• Saved entries:
____________
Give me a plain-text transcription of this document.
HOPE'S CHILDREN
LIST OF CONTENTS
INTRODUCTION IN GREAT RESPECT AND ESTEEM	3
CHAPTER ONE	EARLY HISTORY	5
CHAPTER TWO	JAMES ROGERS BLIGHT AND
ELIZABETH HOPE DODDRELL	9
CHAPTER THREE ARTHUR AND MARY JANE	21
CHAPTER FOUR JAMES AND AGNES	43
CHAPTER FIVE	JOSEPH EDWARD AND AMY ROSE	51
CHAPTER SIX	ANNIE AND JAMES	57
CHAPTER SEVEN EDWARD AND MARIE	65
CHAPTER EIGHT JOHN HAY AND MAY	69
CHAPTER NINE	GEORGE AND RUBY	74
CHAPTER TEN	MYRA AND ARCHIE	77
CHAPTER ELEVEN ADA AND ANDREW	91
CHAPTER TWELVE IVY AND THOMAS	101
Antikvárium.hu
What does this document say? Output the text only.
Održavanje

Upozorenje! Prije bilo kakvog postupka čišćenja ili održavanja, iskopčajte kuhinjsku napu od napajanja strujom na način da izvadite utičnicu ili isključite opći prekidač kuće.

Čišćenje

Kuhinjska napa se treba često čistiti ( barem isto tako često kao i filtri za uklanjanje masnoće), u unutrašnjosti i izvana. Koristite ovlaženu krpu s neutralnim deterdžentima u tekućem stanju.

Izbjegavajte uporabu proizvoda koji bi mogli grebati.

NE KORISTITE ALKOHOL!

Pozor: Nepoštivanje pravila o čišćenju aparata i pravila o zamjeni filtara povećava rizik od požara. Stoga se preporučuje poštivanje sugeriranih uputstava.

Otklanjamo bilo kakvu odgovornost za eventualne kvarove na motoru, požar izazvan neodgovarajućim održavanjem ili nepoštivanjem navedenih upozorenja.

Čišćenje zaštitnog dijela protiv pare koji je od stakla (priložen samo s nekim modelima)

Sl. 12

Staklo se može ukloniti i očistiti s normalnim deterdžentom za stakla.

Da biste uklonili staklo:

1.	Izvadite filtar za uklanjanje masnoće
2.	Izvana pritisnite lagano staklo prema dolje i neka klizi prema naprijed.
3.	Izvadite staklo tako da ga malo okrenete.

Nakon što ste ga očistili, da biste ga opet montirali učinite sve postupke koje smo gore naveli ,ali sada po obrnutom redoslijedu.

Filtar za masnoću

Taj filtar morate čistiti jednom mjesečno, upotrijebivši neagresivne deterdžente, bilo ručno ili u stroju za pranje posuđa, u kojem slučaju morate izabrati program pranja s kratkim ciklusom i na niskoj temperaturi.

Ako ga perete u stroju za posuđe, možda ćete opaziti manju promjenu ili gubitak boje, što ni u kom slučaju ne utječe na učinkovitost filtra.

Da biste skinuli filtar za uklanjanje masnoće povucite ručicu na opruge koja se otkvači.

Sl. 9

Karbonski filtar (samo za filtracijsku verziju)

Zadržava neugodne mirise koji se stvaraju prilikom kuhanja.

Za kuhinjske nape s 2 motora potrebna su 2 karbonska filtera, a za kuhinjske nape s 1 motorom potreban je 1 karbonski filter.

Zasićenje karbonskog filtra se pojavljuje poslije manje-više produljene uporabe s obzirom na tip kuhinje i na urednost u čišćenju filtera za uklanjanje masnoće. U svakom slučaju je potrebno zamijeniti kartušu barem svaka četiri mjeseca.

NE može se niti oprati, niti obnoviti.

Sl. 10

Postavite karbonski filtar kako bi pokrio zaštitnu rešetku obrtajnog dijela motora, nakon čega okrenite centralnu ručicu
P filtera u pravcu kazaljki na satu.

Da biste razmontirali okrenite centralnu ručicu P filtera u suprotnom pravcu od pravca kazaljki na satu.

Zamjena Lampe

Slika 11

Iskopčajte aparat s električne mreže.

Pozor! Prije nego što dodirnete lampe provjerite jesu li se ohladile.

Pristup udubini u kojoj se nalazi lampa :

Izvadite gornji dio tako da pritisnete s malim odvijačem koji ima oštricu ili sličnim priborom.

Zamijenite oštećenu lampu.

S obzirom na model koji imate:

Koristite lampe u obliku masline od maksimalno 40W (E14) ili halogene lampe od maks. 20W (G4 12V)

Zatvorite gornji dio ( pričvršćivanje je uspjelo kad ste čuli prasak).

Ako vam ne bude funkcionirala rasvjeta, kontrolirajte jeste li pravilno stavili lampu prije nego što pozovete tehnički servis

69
____________
• TASK DESCRIPTION:
Return all lines of the material above in which the word "motora" occurs.

• TASK ANSWER:
Za kuhinjske nape s 2 motora potrebna su 2 karbonska filtera, a za kuhinjske nape s 1 motorom potreban je 1 karbonski filter.
Postavite karbonski filtar kako bi pokrio zaštitnu rešetku obrtajnog dijela motora, nakon čega okrenite centralnu ručicu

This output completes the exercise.